(Goal of the exercise)
Give the material once more, word for word, without any images.

::: Task input :::

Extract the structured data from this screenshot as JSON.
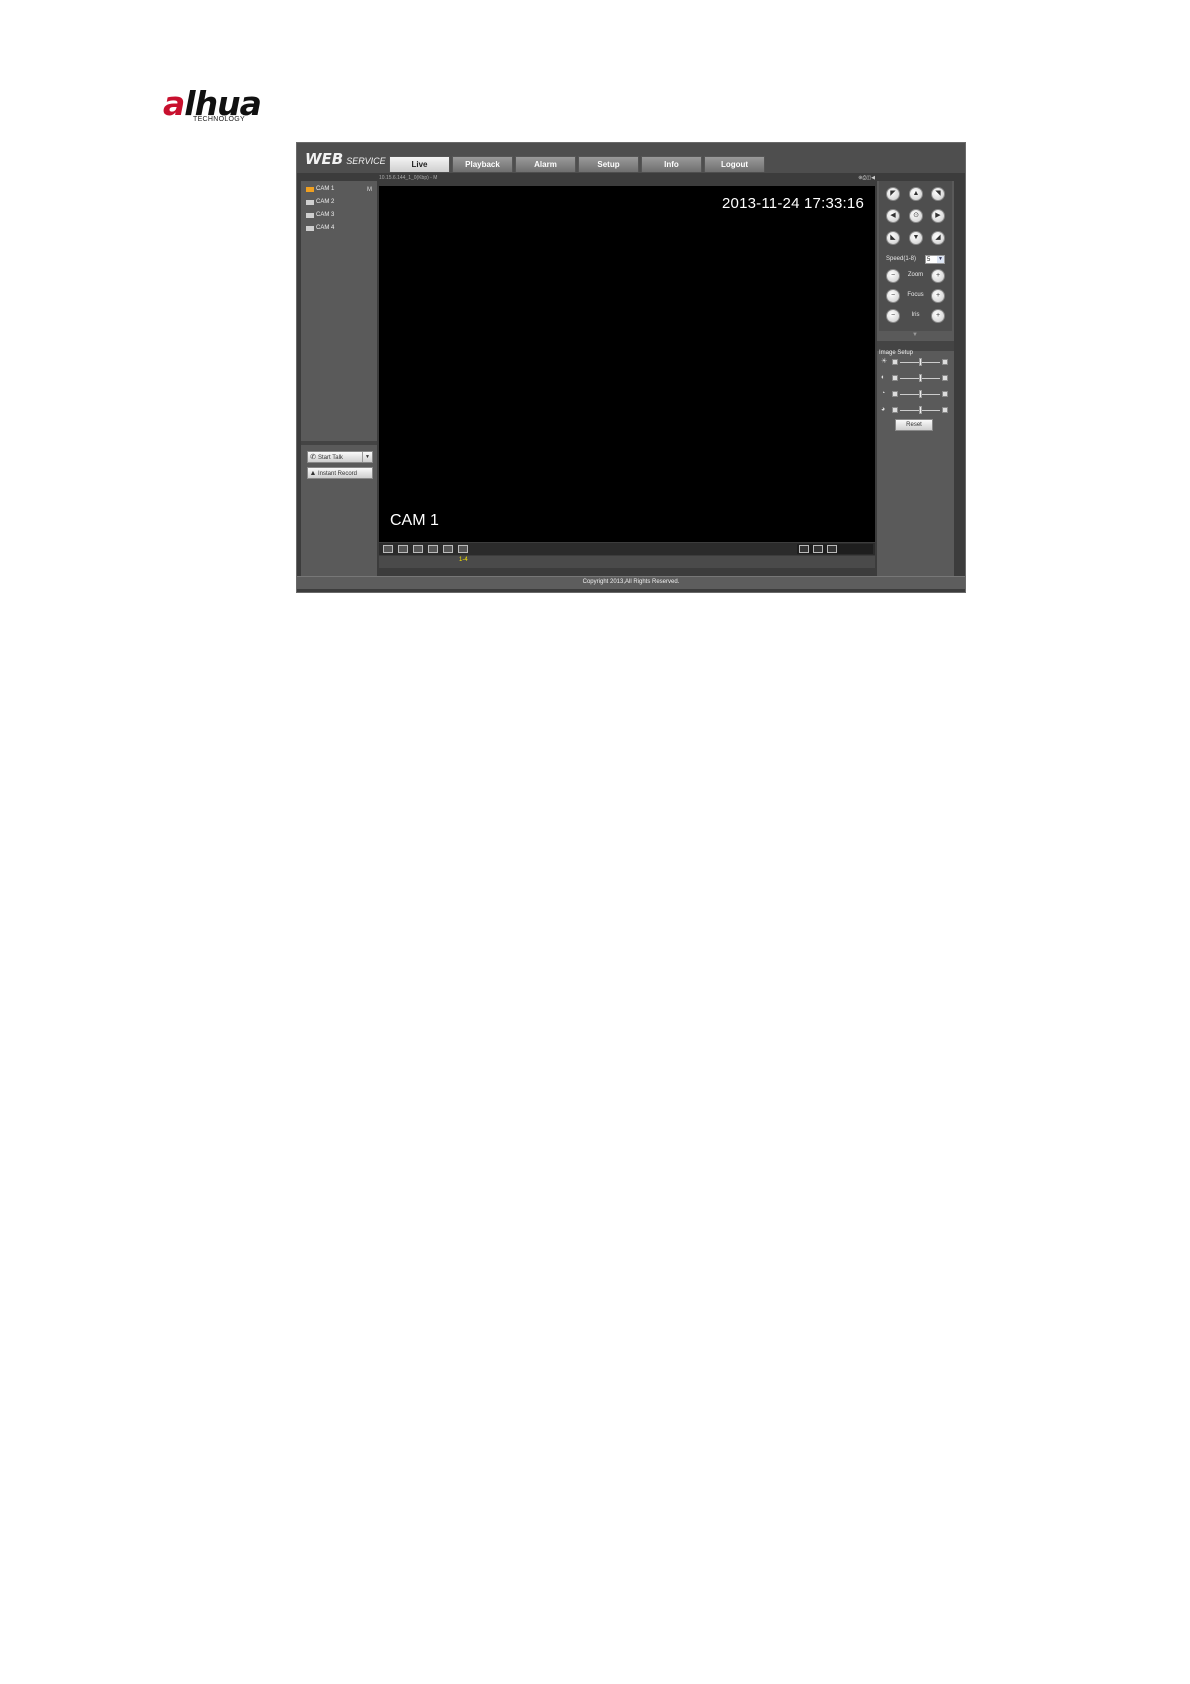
{
  "logo": {
    "word_a": "a",
    "word_hua": "lhua",
    "sub": "TECHNOLOGY"
  },
  "brand": {
    "web": "WEB",
    "service": "SERVICE"
  },
  "tabs": [
    {
      "label": "Live",
      "active": true
    },
    {
      "label": "Playback"
    },
    {
      "label": "Alarm"
    },
    {
      "label": "Setup"
    },
    {
      "label": "Info"
    },
    {
      "label": "Logout"
    }
  ],
  "channels": [
    {
      "label": "CAM 1",
      "active": true
    },
    {
      "label": "CAM 2"
    },
    {
      "label": "CAM 3"
    },
    {
      "label": "CAM 4"
    }
  ],
  "channel_flag": "M",
  "left_buttons": {
    "start_talk": "Start Talk",
    "instant_record": "Instant Record"
  },
  "video": {
    "topinfo": "10.15.6.144_1_0(Kbp) - M",
    "osd_time": "2013-11-24 17:33:16",
    "osd_cam": "CAM 1"
  },
  "page": {
    "current": "1-4"
  },
  "ptz": {
    "speed_label": "Speed(1-8)",
    "speed_value": "5",
    "zoom_label": "Zoom",
    "focus_label": "Focus",
    "iris_label": "Iris"
  },
  "image_setup": {
    "title": "Image Setup",
    "sliders": [
      {
        "name": "brightness",
        "icon": "sun-icon",
        "level": 0.5
      },
      {
        "name": "contrast",
        "icon": "contrast-icon",
        "level": 0.5
      },
      {
        "name": "saturation",
        "icon": "saturation-icon",
        "level": 0.5
      },
      {
        "name": "hue",
        "icon": "hue-icon",
        "level": 0.5
      }
    ],
    "reset": "Reset"
  },
  "footer": "Copyright 2013,All Rights Reserved.",
  "colors": {
    "accent": "#c8102e",
    "page_link": "#f5e300",
    "active_cam": "#f0a020"
  }
}
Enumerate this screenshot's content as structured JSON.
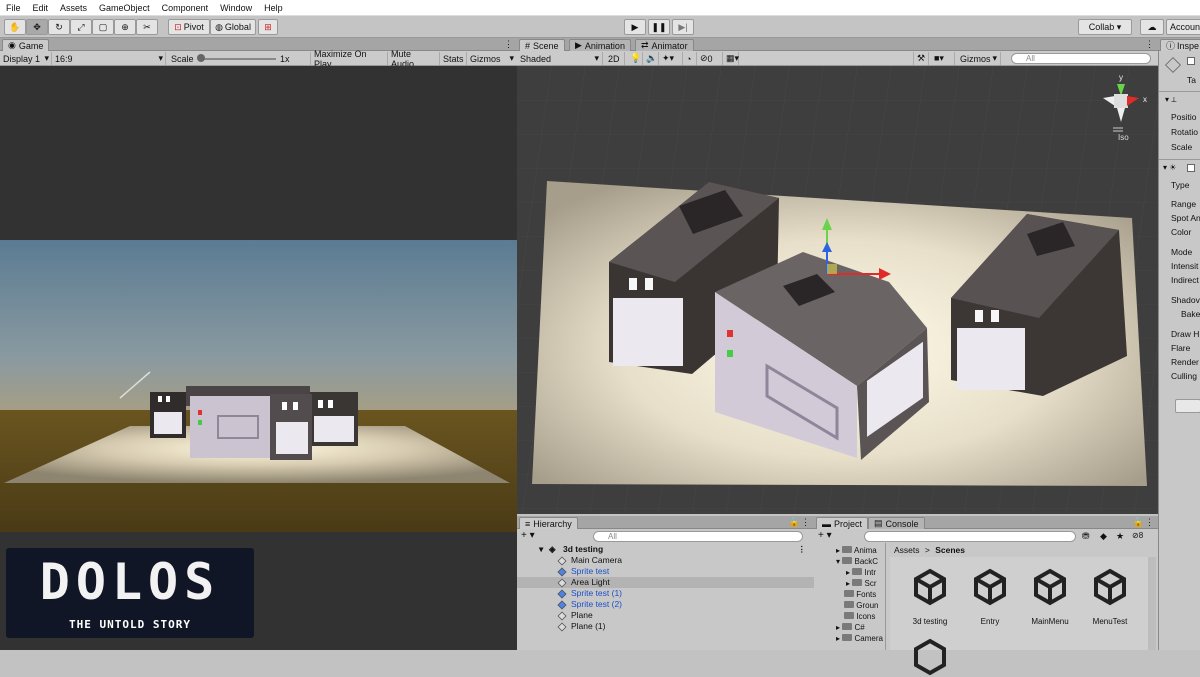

:::

(Solution for this task)
Extract the structured data from this screenshot as JSON.
{
  "logo": {
    "word_a": "a",
    "word_hua": "lhua",
    "sub": "TECHNOLOGY"
  },
  "brand": {
    "web": "WEB",
    "service": "SERVICE"
  },
  "tabs": [
    {
      "label": "Live",
      "active": true
    },
    {
      "label": "Playback"
    },
    {
      "label": "Alarm"
    },
    {
      "label": "Setup"
    },
    {
      "label": "Info"
    },
    {
      "label": "Logout"
    }
  ],
  "channels": [
    {
      "label": "CAM 1",
      "active": true
    },
    {
      "label": "CAM 2"
    },
    {
      "label": "CAM 3"
    },
    {
      "label": "CAM 4"
    }
  ],
  "channel_flag": "M",
  "left_buttons": {
    "start_talk": "Start Talk",
    "instant_record": "Instant Record"
  },
  "video": {
    "topinfo": "10.15.6.144_1_0(Kbp) - M",
    "osd_time": "2013-11-24 17:33:16",
    "osd_cam": "CAM 1"
  },
  "page": {
    "current": "1-4"
  },
  "ptz": {
    "speed_label": "Speed(1-8)",
    "speed_value": "5",
    "zoom_label": "Zoom",
    "focus_label": "Focus",
    "iris_label": "Iris"
  },
  "image_setup": {
    "title": "Image Setup",
    "sliders": [
      {
        "name": "brightness",
        "icon": "sun-icon",
        "level": 0.5
      },
      {
        "name": "contrast",
        "icon": "contrast-icon",
        "level": 0.5
      },
      {
        "name": "saturation",
        "icon": "saturation-icon",
        "level": 0.5
      },
      {
        "name": "hue",
        "icon": "hue-icon",
        "level": 0.5
      }
    ],
    "reset": "Reset"
  },
  "footer": "Copyright 2013,All Rights Reserved.",
  "colors": {
    "accent": "#c8102e",
    "page_link": "#f5e300",
    "active_cam": "#f0a020"
  }
}
Enumerate this screenshot's content as structured JSON.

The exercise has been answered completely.